**THE PROBLEM**: Each record needs to be echoed exactly; can you do that?

··· ENTRIES SUPPLIED

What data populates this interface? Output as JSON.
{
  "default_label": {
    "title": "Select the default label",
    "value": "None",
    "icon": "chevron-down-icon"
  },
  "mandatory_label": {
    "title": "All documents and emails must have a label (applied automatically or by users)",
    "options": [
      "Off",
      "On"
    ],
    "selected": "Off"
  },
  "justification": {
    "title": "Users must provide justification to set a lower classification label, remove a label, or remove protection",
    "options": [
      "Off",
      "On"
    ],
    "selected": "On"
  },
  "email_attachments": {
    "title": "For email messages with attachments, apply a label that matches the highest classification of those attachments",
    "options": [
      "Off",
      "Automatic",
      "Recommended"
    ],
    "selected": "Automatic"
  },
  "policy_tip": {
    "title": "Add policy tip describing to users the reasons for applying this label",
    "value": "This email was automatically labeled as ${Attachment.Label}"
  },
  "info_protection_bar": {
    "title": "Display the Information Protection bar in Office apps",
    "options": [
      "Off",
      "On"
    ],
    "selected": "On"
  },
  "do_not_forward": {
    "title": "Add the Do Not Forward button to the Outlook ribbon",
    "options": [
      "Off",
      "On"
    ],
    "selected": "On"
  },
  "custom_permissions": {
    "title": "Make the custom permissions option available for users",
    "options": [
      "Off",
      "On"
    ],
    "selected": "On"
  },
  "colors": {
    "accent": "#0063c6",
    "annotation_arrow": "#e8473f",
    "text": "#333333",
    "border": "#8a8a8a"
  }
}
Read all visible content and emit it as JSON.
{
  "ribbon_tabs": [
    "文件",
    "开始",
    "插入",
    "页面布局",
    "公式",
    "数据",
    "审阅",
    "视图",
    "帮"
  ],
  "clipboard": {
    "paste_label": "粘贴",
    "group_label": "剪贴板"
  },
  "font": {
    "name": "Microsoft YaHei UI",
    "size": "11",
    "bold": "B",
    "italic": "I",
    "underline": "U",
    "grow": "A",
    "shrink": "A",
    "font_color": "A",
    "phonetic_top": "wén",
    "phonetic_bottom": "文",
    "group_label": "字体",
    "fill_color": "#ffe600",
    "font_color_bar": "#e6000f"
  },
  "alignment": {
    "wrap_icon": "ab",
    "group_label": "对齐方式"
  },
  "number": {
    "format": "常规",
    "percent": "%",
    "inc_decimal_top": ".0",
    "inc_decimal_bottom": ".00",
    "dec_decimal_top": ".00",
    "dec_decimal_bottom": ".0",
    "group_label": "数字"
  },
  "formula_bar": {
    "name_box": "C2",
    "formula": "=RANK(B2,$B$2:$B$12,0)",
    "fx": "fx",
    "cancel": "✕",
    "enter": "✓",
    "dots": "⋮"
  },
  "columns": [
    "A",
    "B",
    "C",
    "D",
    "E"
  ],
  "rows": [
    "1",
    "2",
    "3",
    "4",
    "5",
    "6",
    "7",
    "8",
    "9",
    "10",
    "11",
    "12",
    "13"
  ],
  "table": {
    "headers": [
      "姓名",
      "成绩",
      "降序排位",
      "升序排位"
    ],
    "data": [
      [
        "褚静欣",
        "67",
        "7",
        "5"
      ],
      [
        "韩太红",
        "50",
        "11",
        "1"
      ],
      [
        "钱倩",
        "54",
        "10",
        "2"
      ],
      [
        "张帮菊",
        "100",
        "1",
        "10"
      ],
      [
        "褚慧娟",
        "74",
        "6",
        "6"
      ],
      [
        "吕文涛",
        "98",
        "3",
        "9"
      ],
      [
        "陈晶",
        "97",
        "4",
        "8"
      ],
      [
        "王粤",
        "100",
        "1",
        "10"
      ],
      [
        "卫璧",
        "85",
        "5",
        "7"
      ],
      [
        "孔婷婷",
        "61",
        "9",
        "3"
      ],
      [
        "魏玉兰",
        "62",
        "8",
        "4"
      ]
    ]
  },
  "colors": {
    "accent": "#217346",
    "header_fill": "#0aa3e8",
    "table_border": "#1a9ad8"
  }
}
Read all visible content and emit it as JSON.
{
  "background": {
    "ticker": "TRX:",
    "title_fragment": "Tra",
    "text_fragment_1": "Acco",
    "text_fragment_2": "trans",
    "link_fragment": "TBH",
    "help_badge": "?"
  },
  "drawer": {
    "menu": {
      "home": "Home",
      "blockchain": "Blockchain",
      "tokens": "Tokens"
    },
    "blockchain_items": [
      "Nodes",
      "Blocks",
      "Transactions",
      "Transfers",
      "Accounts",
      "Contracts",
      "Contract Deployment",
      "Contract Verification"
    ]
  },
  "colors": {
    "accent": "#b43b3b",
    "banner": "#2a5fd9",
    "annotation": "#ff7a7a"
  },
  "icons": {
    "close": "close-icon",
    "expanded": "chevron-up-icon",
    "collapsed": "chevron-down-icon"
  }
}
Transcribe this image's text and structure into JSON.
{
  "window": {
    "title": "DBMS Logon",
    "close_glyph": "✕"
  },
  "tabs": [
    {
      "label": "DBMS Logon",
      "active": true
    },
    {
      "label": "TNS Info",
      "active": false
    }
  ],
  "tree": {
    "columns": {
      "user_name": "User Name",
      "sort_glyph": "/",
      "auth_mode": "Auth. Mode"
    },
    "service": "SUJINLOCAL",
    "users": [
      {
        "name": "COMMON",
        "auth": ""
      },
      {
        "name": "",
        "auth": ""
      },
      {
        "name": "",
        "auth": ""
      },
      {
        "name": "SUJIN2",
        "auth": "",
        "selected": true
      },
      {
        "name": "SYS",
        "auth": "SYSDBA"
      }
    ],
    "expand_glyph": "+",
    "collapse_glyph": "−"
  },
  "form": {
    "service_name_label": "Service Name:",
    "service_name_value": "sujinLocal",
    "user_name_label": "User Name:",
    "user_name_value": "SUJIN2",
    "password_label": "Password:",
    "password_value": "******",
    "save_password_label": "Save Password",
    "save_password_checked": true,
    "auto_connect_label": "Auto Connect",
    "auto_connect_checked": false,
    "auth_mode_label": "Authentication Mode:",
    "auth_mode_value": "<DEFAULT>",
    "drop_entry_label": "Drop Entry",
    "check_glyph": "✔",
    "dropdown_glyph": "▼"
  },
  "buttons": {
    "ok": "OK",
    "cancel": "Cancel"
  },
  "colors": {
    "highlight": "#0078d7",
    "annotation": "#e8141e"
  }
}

······

**ANSWER TO THIS EXERCISE**:
What data populates this interface? Output as JSON.
{
  "default_label": {
    "title": "Select the default label",
    "value": "None",
    "icon": "chevron-down-icon"
  },
  "mandatory_label": {
    "title": "All documents and emails must have a label (applied automatically or by users)",
    "options": [
      "Off",
      "On"
    ],
    "selected": "Off"
  },
  "justification": {
    "title": "Users must provide justification to set a lower classification label, remove a label, or remove protection",
    "options": [
      "Off",
      "On"
    ],
    "selected": "On"
  },
  "email_attachments": {
    "title": "For email messages with attachments, apply a label that matches the highest classification of those attachments",
    "options": [
      "Off",
      "Automatic",
      "Recommended"
    ],
    "selected": "Automatic"
  },
  "policy_tip": {
    "title": "Add policy tip describing to users the reasons for applying this label",
    "value": "This email was automatically labeled as ${Attachment.Label}"
  },
  "info_protection_bar": {
    "title": "Display the Information Protection bar in Office apps",
    "options": [
      "Off",
      "On"
    ],
    "selected": "On"
  },
  "do_not_forward": {
    "title": "Add the Do Not Forward button to the Outlook ribbon",
    "options": [
      "Off",
      "On"
    ],
    "selected": "On"
  },
  "custom_permissions": {
    "title": "Make the custom permissions option available for users",
    "options": [
      "Off",
      "On"
    ],
    "selected": "On"
  },
  "colors": {
    "accent": "#0063c6",
    "annotation_arrow": "#e8473f",
    "text": "#333333",
    "border": "#8a8a8a"
  }
}
Read all visible content and emit it as JSON.
{
  "ribbon_tabs": [
    "文件",
    "开始",
    "插入",
    "页面布局",
    "公式",
    "数据",
    "审阅",
    "视图",
    "帮"
  ],
  "clipboard": {
    "paste_label": "粘贴",
    "group_label": "剪贴板"
  },
  "font": {
    "name": "Microsoft YaHei UI",
    "size": "11",
    "bold": "B",
    "italic": "I",
    "underline": "U",
    "grow": "A",
    "shrink": "A",
    "font_color": "A",
    "phonetic_top": "wén",
    "phonetic_bottom": "文",
    "group_label": "字体",
    "fill_color": "#ffe600",
    "font_color_bar": "#e6000f"
  },
  "alignment": {
    "wrap_icon": "ab",
    "group_label": "对齐方式"
  },
  "number": {
    "format": "常规",
    "percent": "%",
    "inc_decimal_top": ".0",
    "inc_decimal_bottom": ".00",
    "dec_decimal_top": ".00",
    "dec_decimal_bottom": ".0",
    "group_label": "数字"
  },
  "formula_bar": {
    "name_box": "C2",
    "formula": "=RANK(B2,$B$2:$B$12,0)",
    "fx": "fx",
    "cancel": "✕",
    "enter": "✓",
    "dots": "⋮"
  },
  "columns": [
    "A",
    "B",
    "C",
    "D",
    "E"
  ],
  "rows": [
    "1",
    "2",
    "3",
    "4",
    "5",
    "6",
    "7",
    "8",
    "9",
    "10",
    "11",
    "12",
    "13"
  ],
  "table": {
    "headers": [
      "姓名",
      "成绩",
      "降序排位",
      "升序排位"
    ],
    "data": [
      [
        "褚静欣",
        "67",
        "7",
        "5"
      ],
      [
        "韩太红",
        "50",
        "11",
        "1"
      ],
      [
        "钱倩",
        "54",
        "10",
        "2"
      ],
      [
        "张帮菊",
        "100",
        "1",
        "10"
      ],
      [
        "褚慧娟",
        "74",
        "6",
        "6"
      ],
      [
        "吕文涛",
        "98",
        "3",
        "9"
      ],
      [
        "陈晶",
        "97",
        "4",
        "8"
      ],
      [
        "王粤",
        "100",
        "1",
        "10"
      ],
      [
        "卫璧",
        "85",
        "5",
        "7"
      ],
      [
        "孔婷婷",
        "61",
        "9",
        "3"
      ],
      [
        "魏玉兰",
        "62",
        "8",
        "4"
      ]
    ]
  },
  "colors": {
    "accent": "#217346",
    "header_fill": "#0aa3e8",
    "table_border": "#1a9ad8"
  }
}
Read all visible content and emit it as JSON.
{
  "background": {
    "ticker": "TRX:",
    "title_fragment": "Tra",
    "text_fragment_1": "Acco",
    "text_fragment_2": "trans",
    "link_fragment": "TBH",
    "help_badge": "?"
  },
  "drawer": {
    "menu": {
      "home": "Home",
      "blockchain": "Blockchain",
      "tokens": "Tokens"
    },
    "blockchain_items": [
      "Nodes",
      "Blocks",
      "Transactions",
      "Transfers",
      "Accounts",
      "Contracts",
      "Contract Deployment",
      "Contract Verification"
    ]
  },
  "colors": {
    "accent": "#b43b3b",
    "banner": "#2a5fd9",
    "annotation": "#ff7a7a"
  },
  "icons": {
    "close": "close-icon",
    "expanded": "chevron-up-icon",
    "collapsed": "chevron-down-icon"
  }
}
Transcribe this image's text and structure into JSON.
{
  "window": {
    "title": "DBMS Logon",
    "close_glyph": "✕"
  },
  "tabs": [
    {
      "label": "DBMS Logon",
      "active": true
    },
    {
      "label": "TNS Info",
      "active": false
    }
  ],
  "tree": {
    "columns": {
      "user_name": "User Name",
      "sort_glyph": "/",
      "auth_mode": "Auth. Mode"
    },
    "service": "SUJINLOCAL",
    "users": [
      {
        "name": "COMMON",
        "auth": ""
      },
      {
        "name": "",
        "auth": ""
      },
      {
        "name": "",
        "auth": ""
      },
      {
        "name": "SUJIN2",
        "auth": "",
        "selected": true
      },
      {
        "name": "SYS",
        "auth": "SYSDBA"
      }
    ],
    "expand_glyph": "+",
    "collapse_glyph": "−"
  },
  "form": {
    "service_name_label": "Service Name:",
    "service_name_value": "sujinLocal",
    "user_name_label": "User Name:",
    "user_name_value": "SUJIN2",
    "password_label": "Password:",
    "password_value": "******",
    "save_password_label": "Save Password",
    "save_password_checked": true,
    "auto_connect_label": "Auto Connect",
    "auto_connect_checked": false,
    "auth_mode_label": "Authentication Mode:",
    "auth_mode_value": "<DEFAULT>",
    "drop_entry_label": "Drop Entry",
    "check_glyph": "✔",
    "dropdown_glyph": "▼"
  },
  "buttons": {
    "ok": "OK",
    "cancel": "Cancel"
  },
  "colors": {
    "highlight": "#0078d7",
    "annotation": "#e8141e"
  }
}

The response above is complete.